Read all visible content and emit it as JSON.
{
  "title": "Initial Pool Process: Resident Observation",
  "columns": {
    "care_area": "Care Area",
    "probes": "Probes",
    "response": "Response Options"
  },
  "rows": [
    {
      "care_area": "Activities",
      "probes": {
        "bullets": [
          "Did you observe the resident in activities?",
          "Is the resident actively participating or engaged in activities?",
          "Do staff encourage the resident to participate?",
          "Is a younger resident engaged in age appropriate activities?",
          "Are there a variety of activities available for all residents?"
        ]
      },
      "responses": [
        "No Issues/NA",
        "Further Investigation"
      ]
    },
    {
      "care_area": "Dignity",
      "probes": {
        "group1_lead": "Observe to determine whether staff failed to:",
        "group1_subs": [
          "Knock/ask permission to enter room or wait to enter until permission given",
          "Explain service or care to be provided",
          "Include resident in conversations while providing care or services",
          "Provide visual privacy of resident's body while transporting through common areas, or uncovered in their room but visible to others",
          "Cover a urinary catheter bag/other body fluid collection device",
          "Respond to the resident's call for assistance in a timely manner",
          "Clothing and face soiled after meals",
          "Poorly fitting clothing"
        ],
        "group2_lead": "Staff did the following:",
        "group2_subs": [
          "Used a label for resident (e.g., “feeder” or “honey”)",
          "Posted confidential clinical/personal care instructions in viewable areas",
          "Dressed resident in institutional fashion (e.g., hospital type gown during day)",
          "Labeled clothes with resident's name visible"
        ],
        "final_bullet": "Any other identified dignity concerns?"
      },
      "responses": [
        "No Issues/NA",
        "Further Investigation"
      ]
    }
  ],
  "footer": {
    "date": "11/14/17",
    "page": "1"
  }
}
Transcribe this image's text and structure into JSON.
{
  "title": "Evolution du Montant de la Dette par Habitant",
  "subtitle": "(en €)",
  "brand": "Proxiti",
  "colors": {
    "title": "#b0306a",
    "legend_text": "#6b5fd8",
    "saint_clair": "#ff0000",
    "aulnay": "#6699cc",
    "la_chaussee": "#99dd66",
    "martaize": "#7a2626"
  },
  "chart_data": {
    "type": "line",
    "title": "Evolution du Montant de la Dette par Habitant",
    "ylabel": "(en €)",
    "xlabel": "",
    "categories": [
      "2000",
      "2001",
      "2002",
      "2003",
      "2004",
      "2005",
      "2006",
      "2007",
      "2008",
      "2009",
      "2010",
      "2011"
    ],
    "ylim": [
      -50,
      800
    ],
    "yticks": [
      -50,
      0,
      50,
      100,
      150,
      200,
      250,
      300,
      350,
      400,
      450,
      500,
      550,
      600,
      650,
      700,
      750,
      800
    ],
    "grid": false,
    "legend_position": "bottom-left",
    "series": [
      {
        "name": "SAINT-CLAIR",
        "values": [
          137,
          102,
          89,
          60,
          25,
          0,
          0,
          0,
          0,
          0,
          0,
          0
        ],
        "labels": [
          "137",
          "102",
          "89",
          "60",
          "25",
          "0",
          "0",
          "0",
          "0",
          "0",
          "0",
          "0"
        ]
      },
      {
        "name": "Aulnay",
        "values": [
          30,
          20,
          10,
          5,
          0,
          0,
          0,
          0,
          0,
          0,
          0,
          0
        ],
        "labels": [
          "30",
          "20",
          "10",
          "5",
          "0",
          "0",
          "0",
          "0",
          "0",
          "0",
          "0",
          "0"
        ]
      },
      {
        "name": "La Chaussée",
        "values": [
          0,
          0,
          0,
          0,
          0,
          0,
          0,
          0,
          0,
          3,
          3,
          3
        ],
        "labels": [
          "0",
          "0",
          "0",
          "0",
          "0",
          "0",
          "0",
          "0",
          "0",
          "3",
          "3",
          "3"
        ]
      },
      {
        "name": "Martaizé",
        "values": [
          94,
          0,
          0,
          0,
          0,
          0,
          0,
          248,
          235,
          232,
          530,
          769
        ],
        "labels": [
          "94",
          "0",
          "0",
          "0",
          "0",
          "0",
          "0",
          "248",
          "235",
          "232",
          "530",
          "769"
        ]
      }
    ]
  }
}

• **Challenge**: Using the listing above, work out how many of its lines include "Evolution", and give only the result.

• **Answer to this task**: 2